--- start RECORD EXTRACTS ---

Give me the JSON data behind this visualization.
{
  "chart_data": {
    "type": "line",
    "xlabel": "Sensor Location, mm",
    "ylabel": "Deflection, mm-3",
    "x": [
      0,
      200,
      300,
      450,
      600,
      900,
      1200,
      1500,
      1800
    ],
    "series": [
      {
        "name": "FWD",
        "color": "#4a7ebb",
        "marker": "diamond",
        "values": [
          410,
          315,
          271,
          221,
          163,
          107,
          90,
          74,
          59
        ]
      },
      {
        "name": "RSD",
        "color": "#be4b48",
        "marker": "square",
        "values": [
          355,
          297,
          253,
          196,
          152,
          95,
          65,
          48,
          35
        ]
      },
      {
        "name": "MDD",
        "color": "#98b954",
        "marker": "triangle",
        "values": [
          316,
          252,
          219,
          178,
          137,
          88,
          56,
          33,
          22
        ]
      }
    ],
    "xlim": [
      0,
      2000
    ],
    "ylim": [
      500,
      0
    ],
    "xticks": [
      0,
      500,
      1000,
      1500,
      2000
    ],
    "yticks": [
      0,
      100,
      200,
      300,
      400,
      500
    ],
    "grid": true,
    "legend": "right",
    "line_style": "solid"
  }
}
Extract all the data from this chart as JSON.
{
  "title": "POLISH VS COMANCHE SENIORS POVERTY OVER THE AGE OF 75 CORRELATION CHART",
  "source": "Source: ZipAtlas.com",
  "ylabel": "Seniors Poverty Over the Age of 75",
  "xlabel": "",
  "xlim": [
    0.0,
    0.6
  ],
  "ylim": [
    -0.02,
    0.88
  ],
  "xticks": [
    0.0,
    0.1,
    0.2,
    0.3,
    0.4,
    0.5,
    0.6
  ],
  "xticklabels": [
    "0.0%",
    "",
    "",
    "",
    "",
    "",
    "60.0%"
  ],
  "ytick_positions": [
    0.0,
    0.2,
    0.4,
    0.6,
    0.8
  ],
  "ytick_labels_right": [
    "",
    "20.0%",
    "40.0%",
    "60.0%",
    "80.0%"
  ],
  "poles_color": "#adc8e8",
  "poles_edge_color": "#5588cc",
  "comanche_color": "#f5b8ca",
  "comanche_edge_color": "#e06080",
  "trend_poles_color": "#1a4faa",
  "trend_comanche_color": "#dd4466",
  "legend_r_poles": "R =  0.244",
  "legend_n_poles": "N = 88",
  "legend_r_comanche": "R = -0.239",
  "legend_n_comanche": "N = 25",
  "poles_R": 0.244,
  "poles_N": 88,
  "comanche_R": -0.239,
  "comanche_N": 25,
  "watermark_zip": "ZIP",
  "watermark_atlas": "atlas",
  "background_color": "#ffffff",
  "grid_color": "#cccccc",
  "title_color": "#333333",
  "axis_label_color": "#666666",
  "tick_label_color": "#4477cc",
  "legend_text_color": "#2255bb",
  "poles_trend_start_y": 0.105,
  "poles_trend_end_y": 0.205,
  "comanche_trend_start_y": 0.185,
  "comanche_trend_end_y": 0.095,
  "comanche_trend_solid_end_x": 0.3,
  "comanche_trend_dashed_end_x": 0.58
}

--- end RECORD EXTRACTS ---

Reproduce each record shown above without altering a single word.

OUTPUT FOR THIS EXERCISE:
Give me the JSON data behind this visualization.
{
  "chart_data": {
    "type": "line",
    "xlabel": "Sensor Location, mm",
    "ylabel": "Deflection, mm-3",
    "x": [
      0,
      200,
      300,
      450,
      600,
      900,
      1200,
      1500,
      1800
    ],
    "series": [
      {
        "name": "FWD",
        "color": "#4a7ebb",
        "marker": "diamond",
        "values": [
          410,
          315,
          271,
          221,
          163,
          107,
          90,
          74,
          59
        ]
      },
      {
        "name": "RSD",
        "color": "#be4b48",
        "marker": "square",
        "values": [
          355,
          297,
          253,
          196,
          152,
          95,
          65,
          48,
          35
        ]
      },
      {
        "name": "MDD",
        "color": "#98b954",
        "marker": "triangle",
        "values": [
          316,
          252,
          219,
          178,
          137,
          88,
          56,
          33,
          22
        ]
      }
    ],
    "xlim": [
      0,
      2000
    ],
    "ylim": [
      500,
      0
    ],
    "xticks": [
      0,
      500,
      1000,
      1500,
      2000
    ],
    "yticks": [
      0,
      100,
      200,
      300,
      400,
      500
    ],
    "grid": true,
    "legend": "right",
    "line_style": "solid"
  }
}
Extract all the data from this chart as JSON.
{
  "title": "POLISH VS COMANCHE SENIORS POVERTY OVER THE AGE OF 75 CORRELATION CHART",
  "source": "Source: ZipAtlas.com",
  "ylabel": "Seniors Poverty Over the Age of 75",
  "xlabel": "",
  "xlim": [
    0.0,
    0.6
  ],
  "ylim": [
    -0.02,
    0.88
  ],
  "xticks": [
    0.0,
    0.1,
    0.2,
    0.3,
    0.4,
    0.5,
    0.6
  ],
  "xticklabels": [
    "0.0%",
    "",
    "",
    "",
    "",
    "",
    "60.0%"
  ],
  "ytick_positions": [
    0.0,
    0.2,
    0.4,
    0.6,
    0.8
  ],
  "ytick_labels_right": [
    "",
    "20.0%",
    "40.0%",
    "60.0%",
    "80.0%"
  ],
  "poles_color": "#adc8e8",
  "poles_edge_color": "#5588cc",
  "comanche_color": "#f5b8ca",
  "comanche_edge_color": "#e06080",
  "trend_poles_color": "#1a4faa",
  "trend_comanche_color": "#dd4466",
  "legend_r_poles": "R =  0.244",
  "legend_n_poles": "N = 88",
  "legend_r_comanche": "R = -0.239",
  "legend_n_comanche": "N = 25",
  "poles_R": 0.244,
  "poles_N": 88,
  "comanche_R": -0.239,
  "comanche_N": 25,
  "watermark_zip": "ZIP",
  "watermark_atlas": "atlas",
  "background_color": "#ffffff",
  "grid_color": "#cccccc",
  "title_color": "#333333",
  "axis_label_color": "#666666",
  "tick_label_color": "#4477cc",
  "legend_text_color": "#2255bb",
  "poles_trend_start_y": 0.105,
  "poles_trend_end_y": 0.205,
  "comanche_trend_start_y": 0.185,
  "comanche_trend_end_y": 0.095,
  "comanche_trend_solid_end_x": 0.3,
  "comanche_trend_dashed_end_x": 0.58
}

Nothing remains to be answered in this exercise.